_What is needed_. Copy the material that follows word for word and omit its pictures.

[Records that describe figures]
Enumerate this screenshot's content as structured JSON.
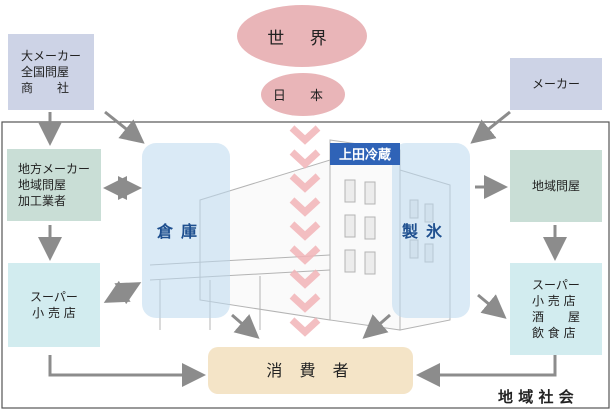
{
  "nodes": {
    "world": "世 界",
    "japan": "日 本",
    "big_maker": "大メーカー\n全国問屋\n商　　社",
    "maker": "メーカー",
    "local_maker": "地方メーカー\n地域問屋\n加工業者",
    "regional_wholesaler": "地域問屋",
    "super_left": "スーパー\n小 売 店",
    "super_right": "スーパー\n小 売 店\n酒　　屋\n飲 食 店",
    "consumer": "消 費 者",
    "community": "地 域 社 会"
  },
  "building": {
    "sign": "上田冷蔵",
    "warehouse": "倉庫",
    "ice": "製氷"
  },
  "colors": {
    "arrow": "#8c8c8c",
    "chevron": "#f2b4b8",
    "panel": "#bcd9ee"
  }
}
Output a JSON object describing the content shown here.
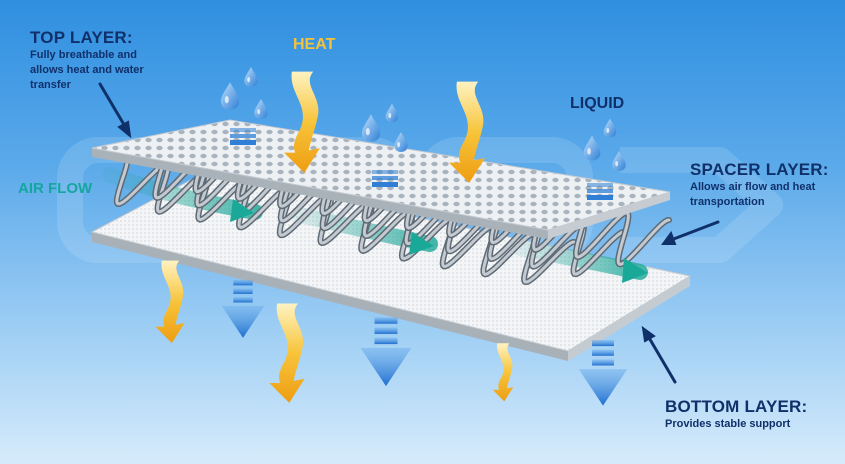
{
  "labels": {
    "top_layer": {
      "title": "TOP LAYER:",
      "desc": [
        "Fully breathable and",
        "allows heat and water",
        "transfer"
      ]
    },
    "heat": "HEAT",
    "liquid": "LIQUID",
    "air_flow": "AIR FLOW",
    "spacer_layer": {
      "title": "SPACER LAYER:",
      "desc": [
        "Allows air flow and heat",
        "transportation"
      ]
    },
    "bottom_layer": {
      "title": "BOTTOM LAYER:",
      "desc": "Provides stable support"
    }
  },
  "colors": {
    "heat_arrow": "#f4b321",
    "down_arrow": "#2f7fd6",
    "water_drop": "#4f9be3",
    "label_navy": "#10306a",
    "air_flow_teal": "#14a7a0"
  }
}
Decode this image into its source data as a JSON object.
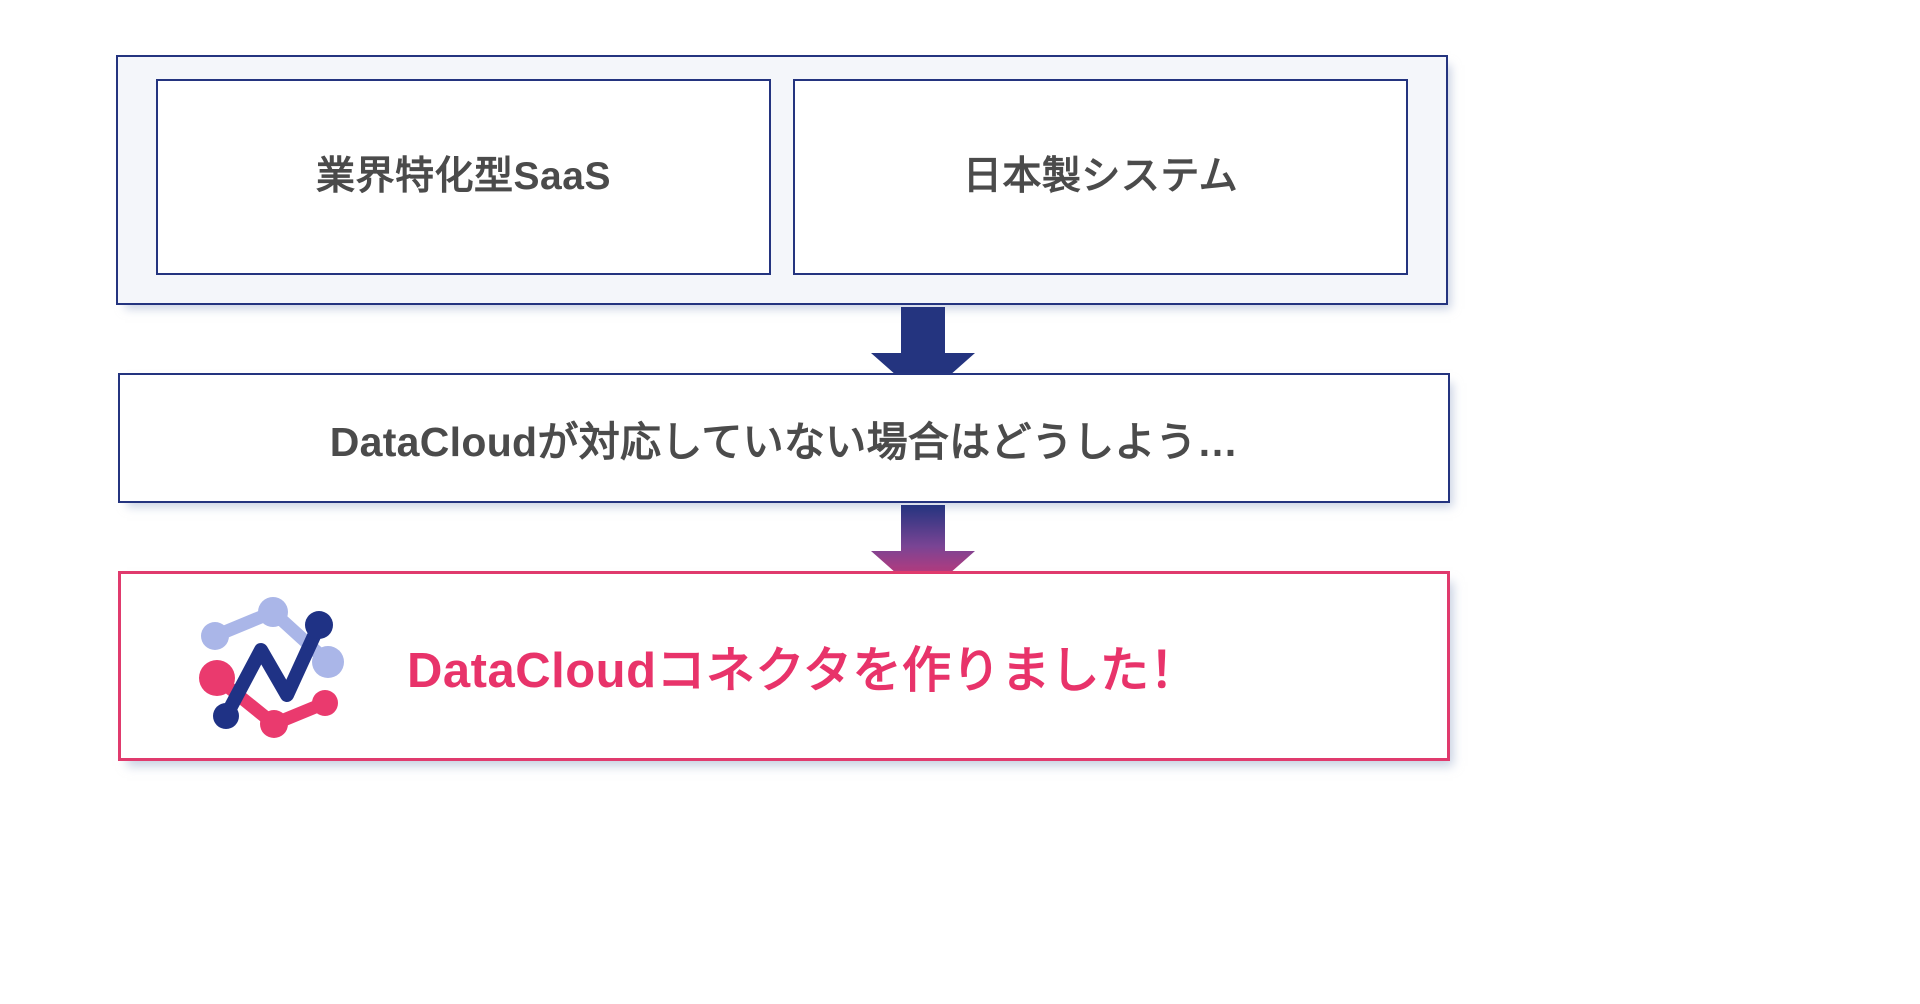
{
  "slide": {
    "top_group": {
      "cells": [
        {
          "label": "業界特化型SaaS",
          "icon": "none"
        },
        {
          "label": "日本製システム",
          "icon": "none"
        }
      ]
    },
    "arrows": [
      {
        "name": "arrow-down-navy",
        "style": "solid",
        "color_top": "#24347f",
        "color_bottom": "#24347f"
      },
      {
        "name": "arrow-down-gradient",
        "style": "gradient",
        "color_top": "#24347f",
        "color_bottom": "#e8336a"
      }
    ],
    "middle_box": {
      "label": "DataCloudが対応していない場合はどうしよう…",
      "text_color": "#4b4b4b",
      "border_color": "#24347f"
    },
    "bottom_box": {
      "logo_icon": "network-chart-logo-icon",
      "label": "DataCloudコネクタを作りました！",
      "text_color": "#e8336a",
      "border_color": "#e03a6d"
    },
    "colors": {
      "navy": "#24347f",
      "pink": "#e8336a",
      "gray_text": "#4b4b4b",
      "panel_bg": "#f4f6fa",
      "logo_light_blue": "#aab6e8",
      "logo_navy": "#1f3285",
      "logo_pink": "#ea3a6e"
    }
  }
}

_Result for this task_.
Enumerate this screenshot's content as structured JSON.
{
  "nodes": {
    "world": "世 界",
    "japan": "日 本",
    "big_maker": "大メーカー\n全国問屋\n商　　社",
    "maker": "メーカー",
    "local_maker": "地方メーカー\n地域問屋\n加工業者",
    "regional_wholesaler": "地域問屋",
    "super_left": "スーパー\n小 売 店",
    "super_right": "スーパー\n小 売 店\n酒　　屋\n飲 食 店",
    "consumer": "消 費 者",
    "community": "地 域 社 会"
  },
  "building": {
    "sign": "上田冷蔵",
    "warehouse": "倉庫",
    "ice": "製氷"
  },
  "colors": {
    "arrow": "#8c8c8c",
    "chevron": "#f2b4b8",
    "panel": "#bcd9ee"
  }
}
Output a JSON object describing the content shown here.
{
  "labels": {
    "top_layer": {
      "title": "TOP LAYER:",
      "desc": [
        "Fully breathable and",
        "allows heat and water",
        "transfer"
      ]
    },
    "heat": "HEAT",
    "liquid": "LIQUID",
    "air_flow": "AIR FLOW",
    "spacer_layer": {
      "title": "SPACER LAYER:",
      "desc": [
        "Allows air flow and heat",
        "transportation"
      ]
    },
    "bottom_layer": {
      "title": "BOTTOM LAYER:",
      "desc": "Provides stable support"
    }
  },
  "colors": {
    "heat_arrow": "#f4b321",
    "down_arrow": "#2f7fd6",
    "water_drop": "#4f9be3",
    "label_navy": "#10306a",
    "air_flow_teal": "#14a7a0"
  }
}
Decode this image into its source data as a JSON object.
{
  "slide": {
    "top_group": {
      "cells": [
        {
          "label": "業界特化型SaaS",
          "icon": "none"
        },
        {
          "label": "日本製システム",
          "icon": "none"
        }
      ]
    },
    "arrows": [
      {
        "name": "arrow-down-navy",
        "style": "solid",
        "color_top": "#24347f",
        "color_bottom": "#24347f"
      },
      {
        "name": "arrow-down-gradient",
        "style": "gradient",
        "color_top": "#24347f",
        "color_bottom": "#e8336a"
      }
    ],
    "middle_box": {
      "label": "DataCloudが対応していない場合はどうしよう…",
      "text_color": "#4b4b4b",
      "border_color": "#24347f"
    },
    "bottom_box": {
      "logo_icon": "network-chart-logo-icon",
      "label": "DataCloudコネクタを作りました！",
      "text_color": "#e8336a",
      "border_color": "#e03a6d"
    },
    "colors": {
      "navy": "#24347f",
      "pink": "#e8336a",
      "gray_text": "#4b4b4b",
      "panel_bg": "#f4f6fa",
      "logo_light_blue": "#aab6e8",
      "logo_navy": "#1f3285",
      "logo_pink": "#ea3a6e"
    }
  }
}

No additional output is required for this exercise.